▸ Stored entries
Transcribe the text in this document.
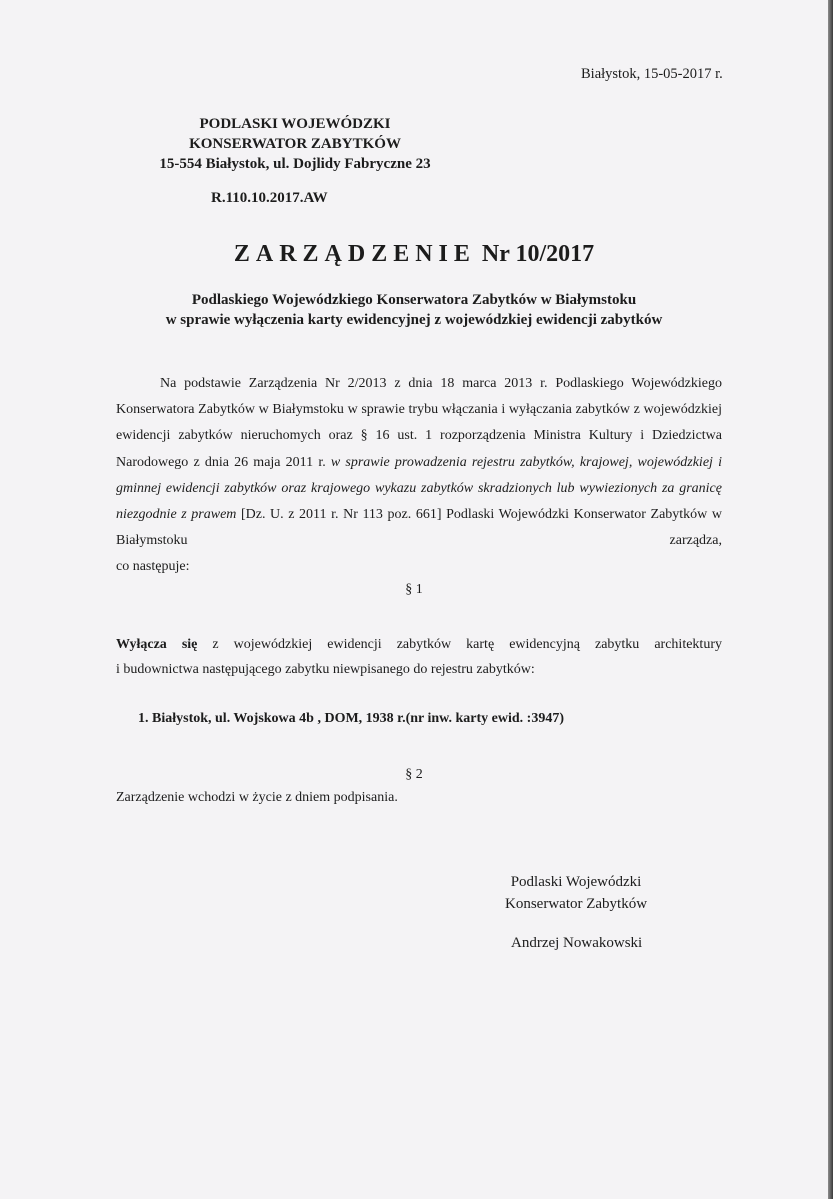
Białystok, 15-05-2017 r.
PODLASKI WOJEWÓDZKI
KONSERWATOR ZABYTKÓW
15-554 Białystok, ul. Dojlidy Fabryczne 23
R.110.10.2017.AW
ZARZĄDZENIE Nr 10/2017
Podlaskiego Wojewódzkiego Konserwatora Zabytków w Białymstoku
w sprawie wyłączenia karty ewidencyjnej z wojewódzkiej ewidencji zabytków

Na podstawie Zarządzenia Nr 2/2013 z dnia 18 marca 2013 r. Podlaskiego Wojewódzkiego Konserwatora Zabytków w Białymstoku w sprawie trybu włączania i wyłączania zabytków z wojewódzkiej ewidencji zabytków nieruchomych oraz § 16 ust. 1 rozporządzenia Ministra Kultury i Dziedzictwa Narodowego z dnia 26 maja 2011 r. w sprawie prowadzenia rejestru zabytków, krajowej, wojewódzkiej i gminnej ewidencji zabytków oraz krajowego wykazu zabytków skradzionych lub wywiezionych za granicę niezgodnie z prawem [Dz. U. z 2011 r. Nr 113 poz. 661] Podlaski Wojewódzki Konserwator Zabytków w Białymstoku zarządza,

co następuje:

§ 1

Wyłącza się z wojewódzkiej ewidencji zabytków kartę ewidencyjną zabytku architektury

i budownictwa następującego zabytku niewpisanego do rejestru zabytków:

1. Białystok, ul. Wojskowa 4b , DOM, 1938 r.(nr inw. karty ewid. :3947)
§ 2
Zarządzenie wchodzi w życie z dniem podpisania.
Podlaski Wojewódzki
Konserwator Zabytków
Andrzej Nowakowski
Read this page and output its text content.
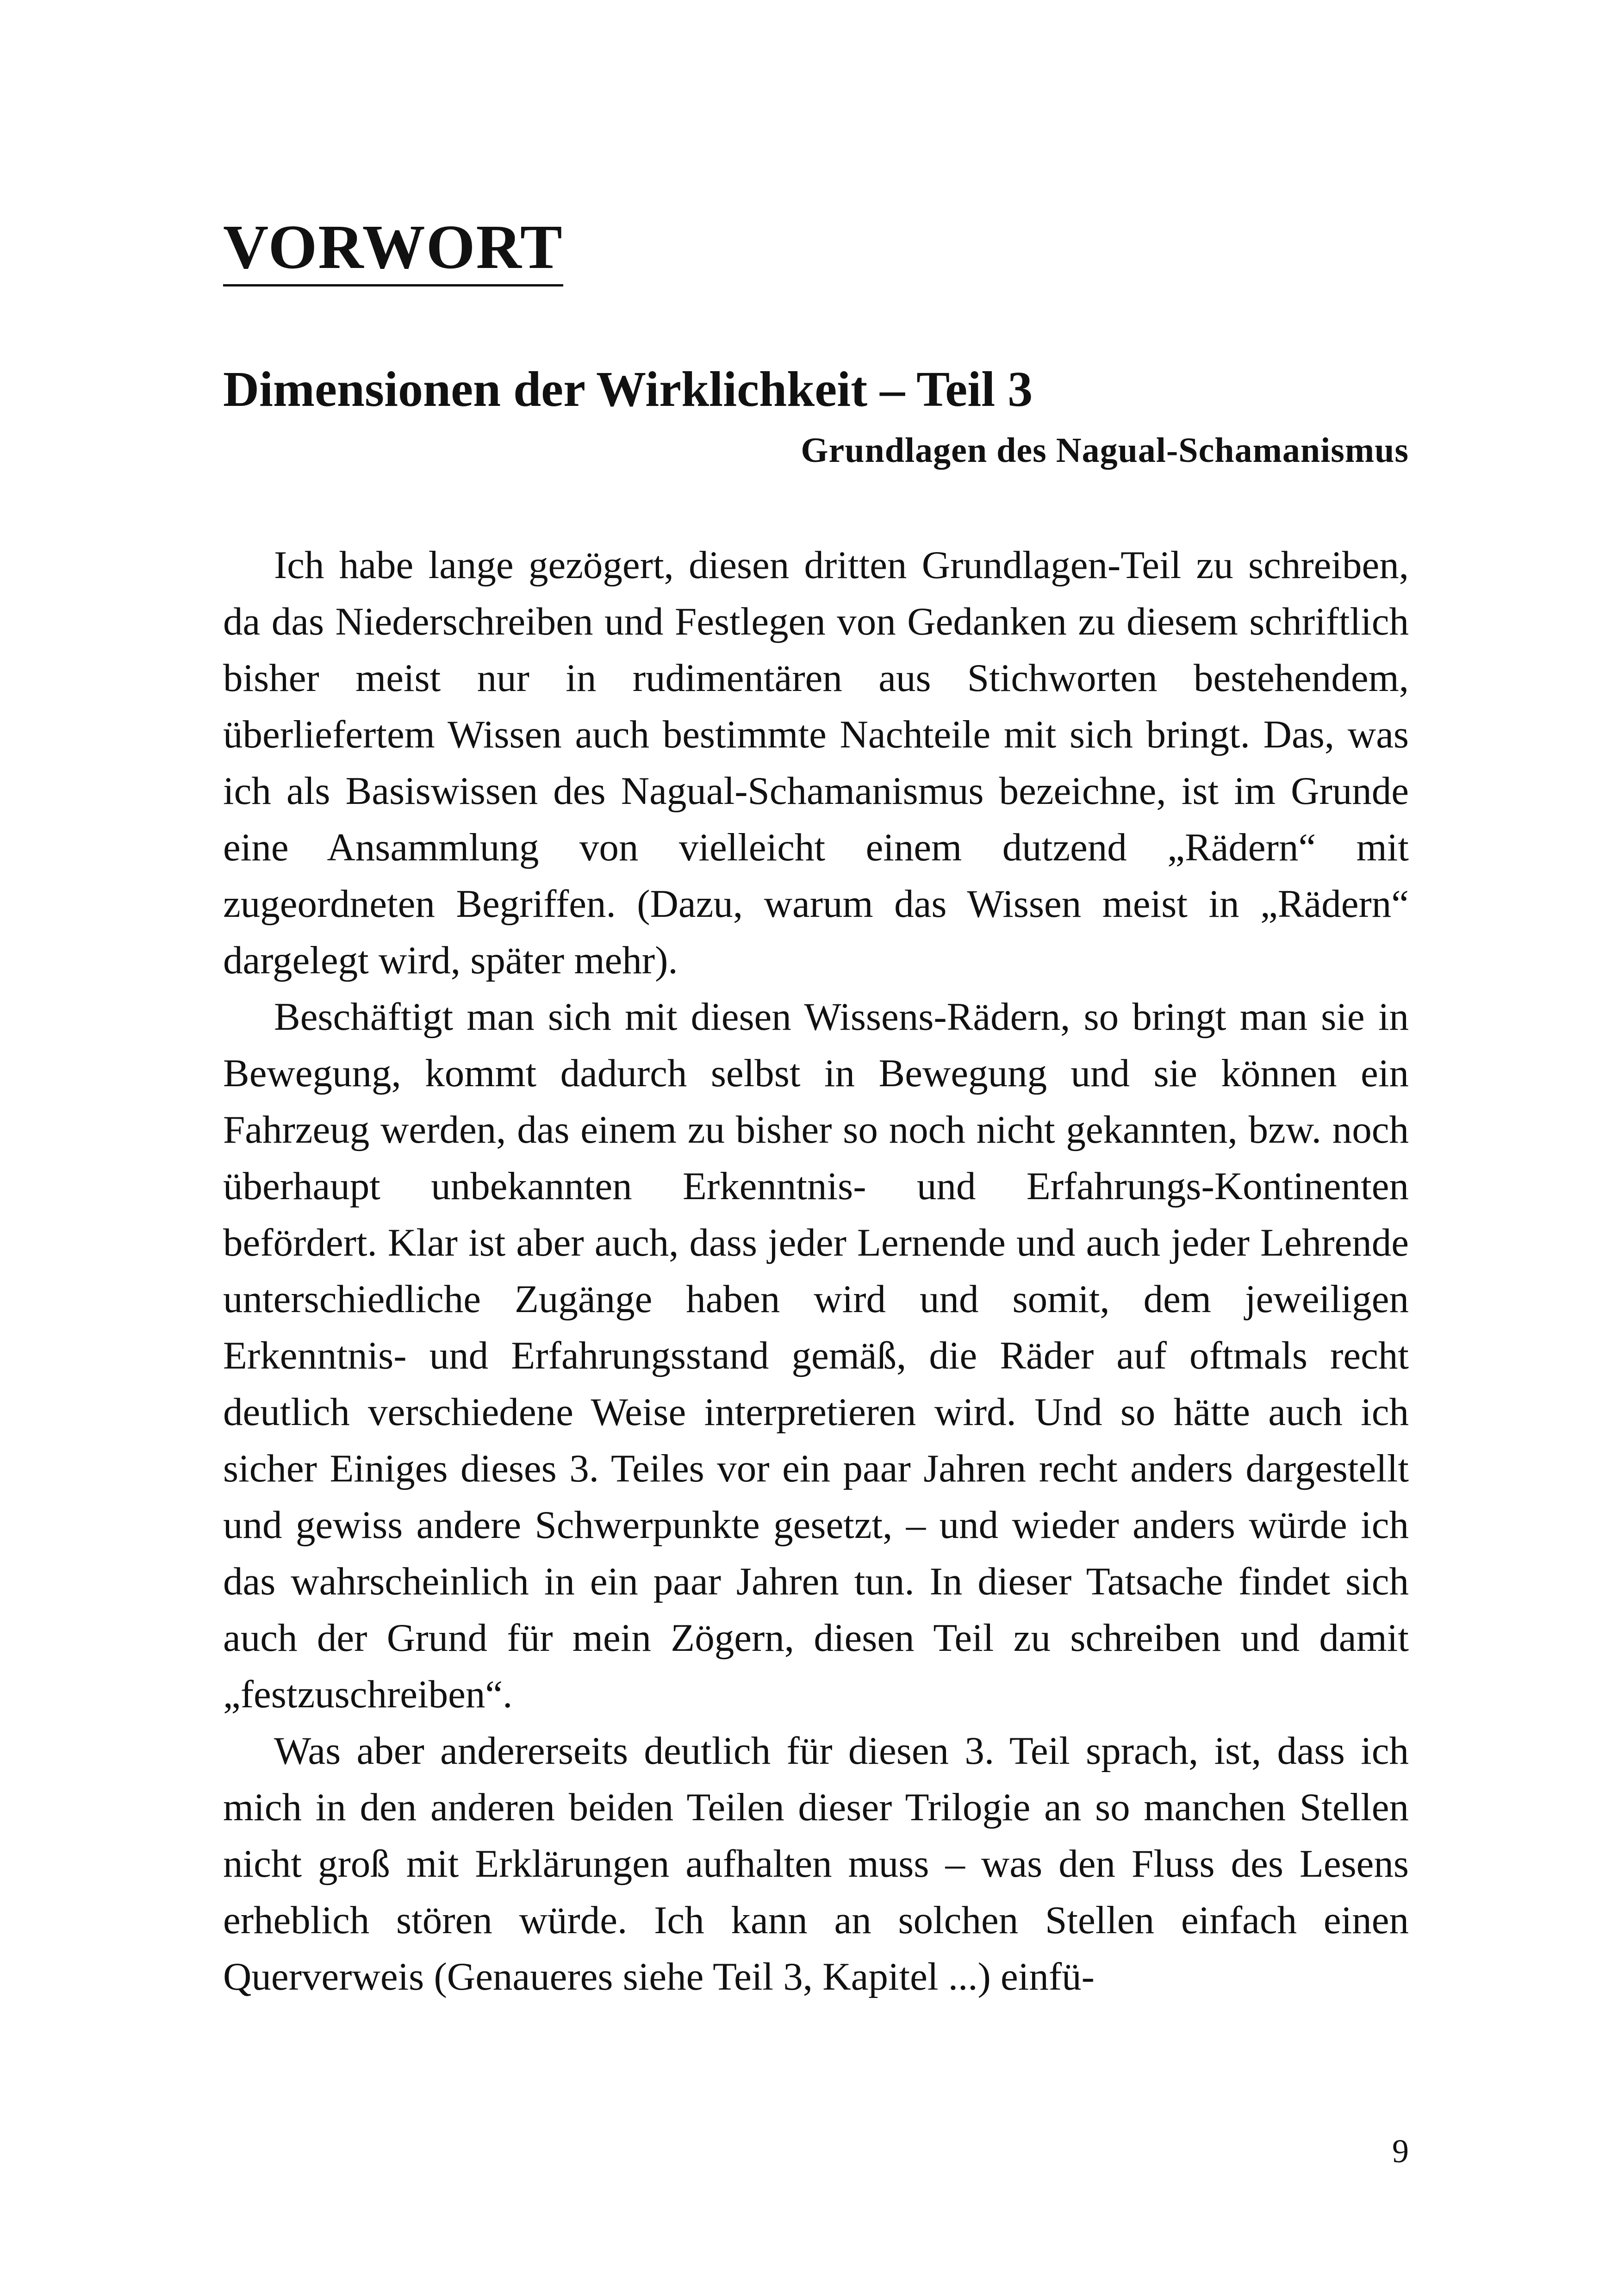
VORWORT
Dimensionen der Wirklichkeit – Teil 3
Grundlagen des Nagual-Schamanismus

Ich habe lange gezögert, diesen dritten Grundlagen-Teil zu schreiben, da das Niederschreiben und Festlegen von Gedanken zu diesem schriftlich bisher meist nur in rudimentären aus Stichworten bestehendem, überliefertem Wissen auch bestimmte Nachteile mit sich bringt. Das, was ich als Basiswissen des Nagual-Schamanismus bezeichne, ist im Grunde eine Ansammlung von vielleicht einem dutzend „Rädern“ mit zugeordneten Begriffen. (Dazu, warum das Wissen meist in „Rädern“ dargelegt wird, später mehr).

Beschäftigt man sich mit diesen Wissens-Rädern, so bringt man sie in Bewegung, kommt dadurch selbst in Bewegung und sie können ein Fahrzeug werden, das einem zu bisher so noch nicht gekannten, bzw. noch überhaupt unbekannten Erkenntnis- und Erfahrungs-Kontinenten befördert. Klar ist aber auch, dass jeder Lernende und auch jeder Lehrende unterschiedliche Zugänge haben wird und somit, dem jeweiligen Erkenntnis- und Erfahrungsstand gemäß, die Räder auf oftmals recht deutlich verschiedene Weise interpretieren wird. Und so hätte auch ich sicher Einiges dieses 3. Teiles vor ein paar Jahren recht anders dargestellt und gewiss andere Schwerpunkte gesetzt, – und wieder anders würde ich das wahrscheinlich in ein paar Jahren tun. In dieser Tatsache findet sich auch der Grund für mein Zögern, diesen Teil zu schreiben und damit „festzuschreiben“.

Was aber andererseits deutlich für diesen 3. Teil sprach, ist, dass ich mich in den anderen beiden Teilen dieser Trilogie an so manchen Stellen nicht groß mit Erklärungen aufhalten muss – was den Fluss des Lesens erheblich stören würde. Ich kann an solchen Stellen einfach einen Querverweis (Genaueres siehe Teil 3, Kapitel ...) einfü-

9
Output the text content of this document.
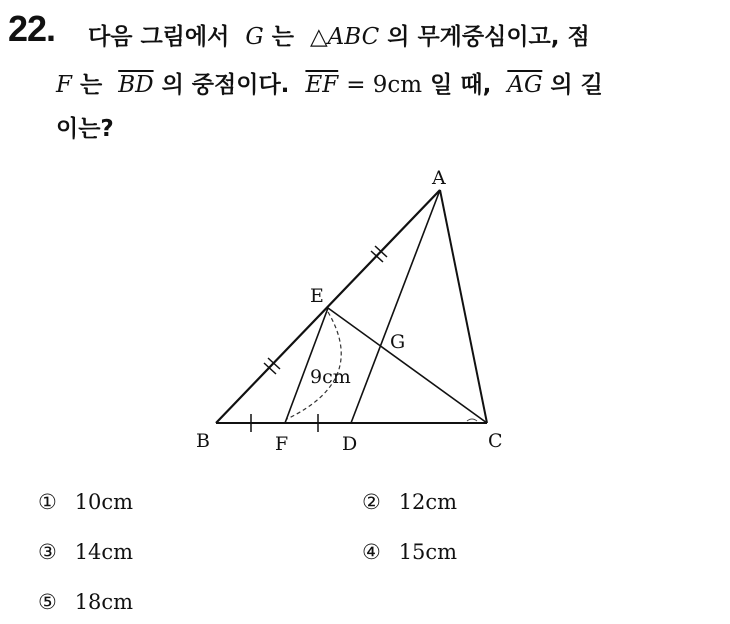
22. 다음 그림에서 G 는 △ABC 의 무게중심이고, 점
F 는 $\overline{BD}$ 의 중점이다. $\overline{EF} = 9cm$ 일 때, $\overline{AG}$ 의 길
이는?
A
B	C
D
E
F
G
9cm
① 10cm	② 12cm
③ 14cm	④ 15cm
⑤ 18cm
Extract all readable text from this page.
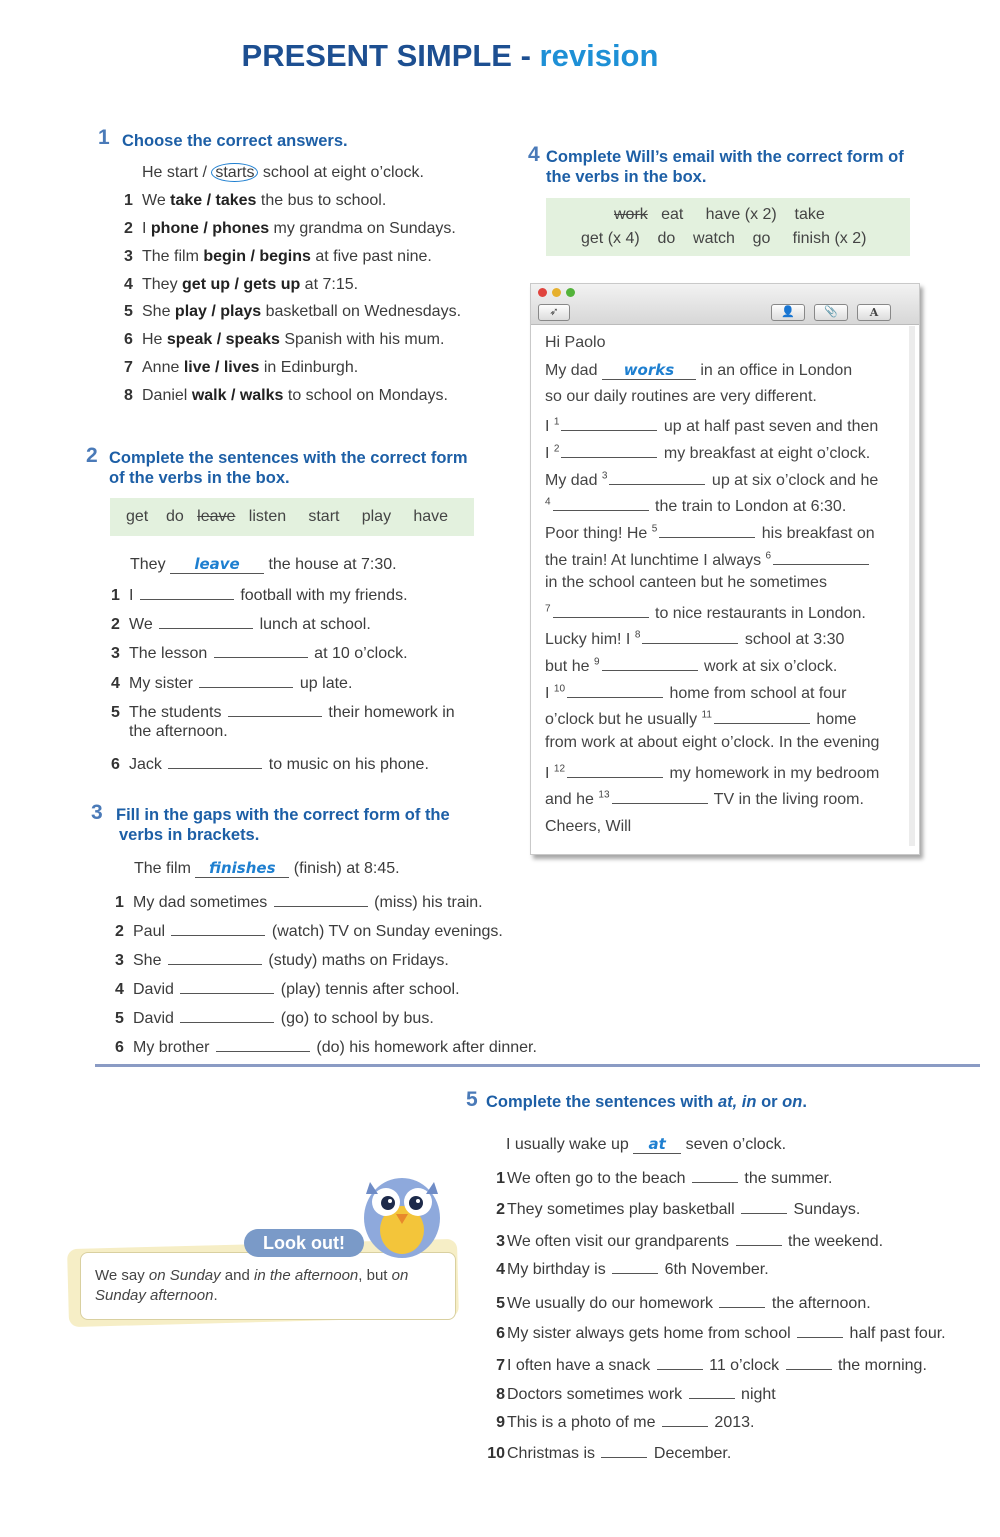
PRESENT SIMPLE - revision
1 Choose the correct answers.
He start / starts school at eight o’clock.
1 We take / takes the bus to school.
2 I phone / phones my grandma on Sundays.
3 The film begin / begins at five past nine.
4 They get up / gets up at 7:15.
5 She play / plays basketball on Wednesdays.
6 He speak / speaks Spanish with his mum.
7 Anne live / lives in Edinburgh.
8 Daniel walk / walks to school on Mondays.
2 Complete the sentences with the correct form
of the verbs in the box.
get do leave listen start play have
They leave the house at 7:30.
1 I	football with my friends.
2 We	lunch at school.
3 The lesson	at 10 o’clock.
4 My sister	up late.
5 The students	their homework in
the afternoon.
6 Jack	to music on his phone.
3 Fill in the gaps with the correct form of the
verbs in brackets.
The film finishes (finish) at 8:45.
1 My dad sometimes	(miss) his train.
2 Paul	(watch) TV on Sunday evenings.
3 She	(study) maths on Fridays.
4 David	(play) tennis after school.
5 David	(go) to school by bus.
6 My brother	(do) his homework after dinner.
4 Complete Will’s email with the correct form of
the verbs in the box.
work eat have (x 2) take
get (x 4) do watch go finish (x 2)
➶	👤	📎	A
Hi Paolo
My dad works in an office in London
so our daily routines are very different.
I $^1$	up at half past seven and then
I $^2$	my breakfast at eight o’clock.
My dad $^3$	up at six o’clock and he
$^4$	the train to London at 6:30.
Poor thing! He $^5$	his breakfast on
the train! At lunchtime I always $^6$
in the school canteen but he sometimes
$^7$	to nice restaurants in London.
Lucky him! I $^8$	school at 3:30
but he $^9$	work at six o’clock.
I $^{10}$	home from school at four
o’clock but he usually $^{11}$	home
from work at about eight o’clock. In the evening
I $^{12}$	my homework in my bedroom
and he $^{13}$	TV in the living room.
Cheers, Will
5 Complete the sentences with at, in or on.
I usually wake up at seven o’clock.
1 We often go to the beach	the summer.
2 They sometimes play basketball	Sundays.
3 We often visit our grandparents	the weekend.
4 My birthday is	6th November.
5 We usually do our homework	the afternoon.
6 My sister always gets home from school	half past four.
7 I often have a snack	11 o’clock	the morning.
8 Doctors sometimes work	night
9 This is a photo of me	2013.
10 Christmas is	December.
Look out!
We say on Sunday and in the afternoon, but on Sunday afternoon.
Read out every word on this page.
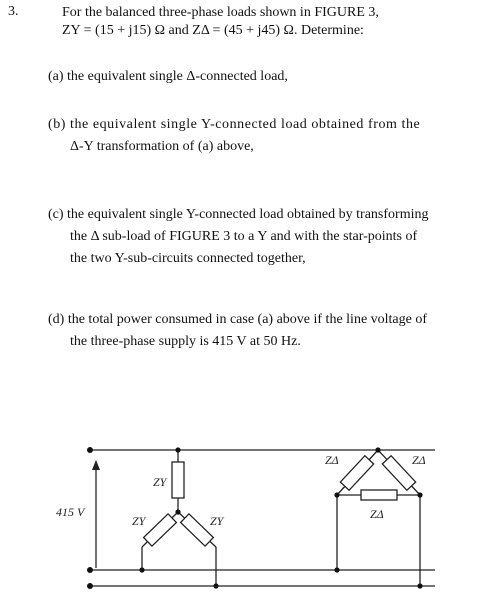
3.	For the balanced three-phase loads shown in FIGURE 3,
ZY = (15 + j15) Ω and ZΔ = (45 + j45) Ω. Determine:
(a) the equivalent single Δ-connected load,
(b) the equivalent single Y-connected load obtained from the
Δ-Y transformation of (a) above,
(c) the equivalent single Y-connected load obtained by transforming
the Δ sub-load of FIGURE 3 to a Y and with the star-points of
the two Y-sub-circuits connected together,
(d) the total power consumed in case (a) above if the line voltage of
the three-phase supply is 415 V at 50 Hz.
415 V
ZY
ZY	ZY
ZΔ	ZΔ
ZΔ
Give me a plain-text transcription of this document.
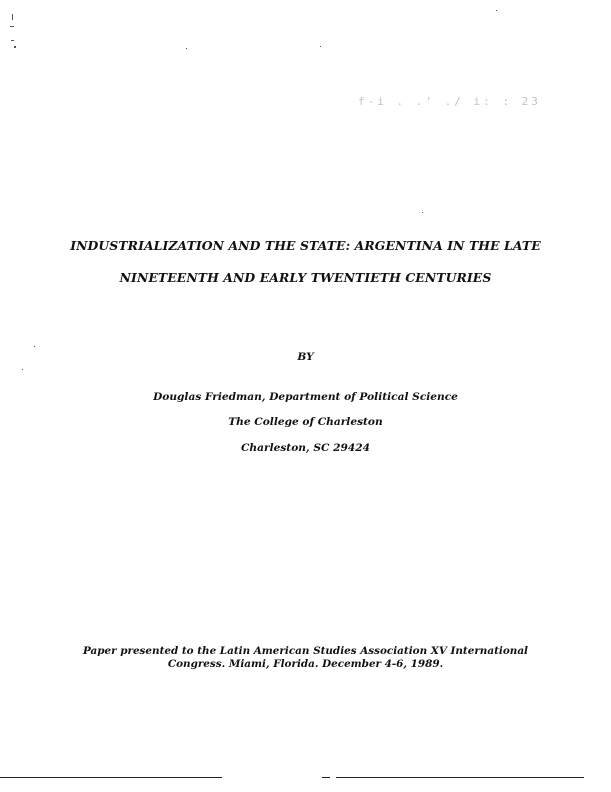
f-i . .' ./ i: : 23
INDUSTRIALIZATION AND THE STATE: ARGENTINA IN THE LATE
NINETEENTH AND EARLY TWENTIETH CENTURIES
BY
Douglas Friedman, Department of Political Science
The College of Charleston
Charleston, SC 29424
Paper presented to the Latin American Studies Association XV International
Congress. Miami, Florida. December 4-6, 1989.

▸ WORK TO COMPLETE
List the lines that contain the word "four".

▸ WRITTEN SOLUTION
I $^{10}$	home from school at four
6 My sister always gets home from school	half past four.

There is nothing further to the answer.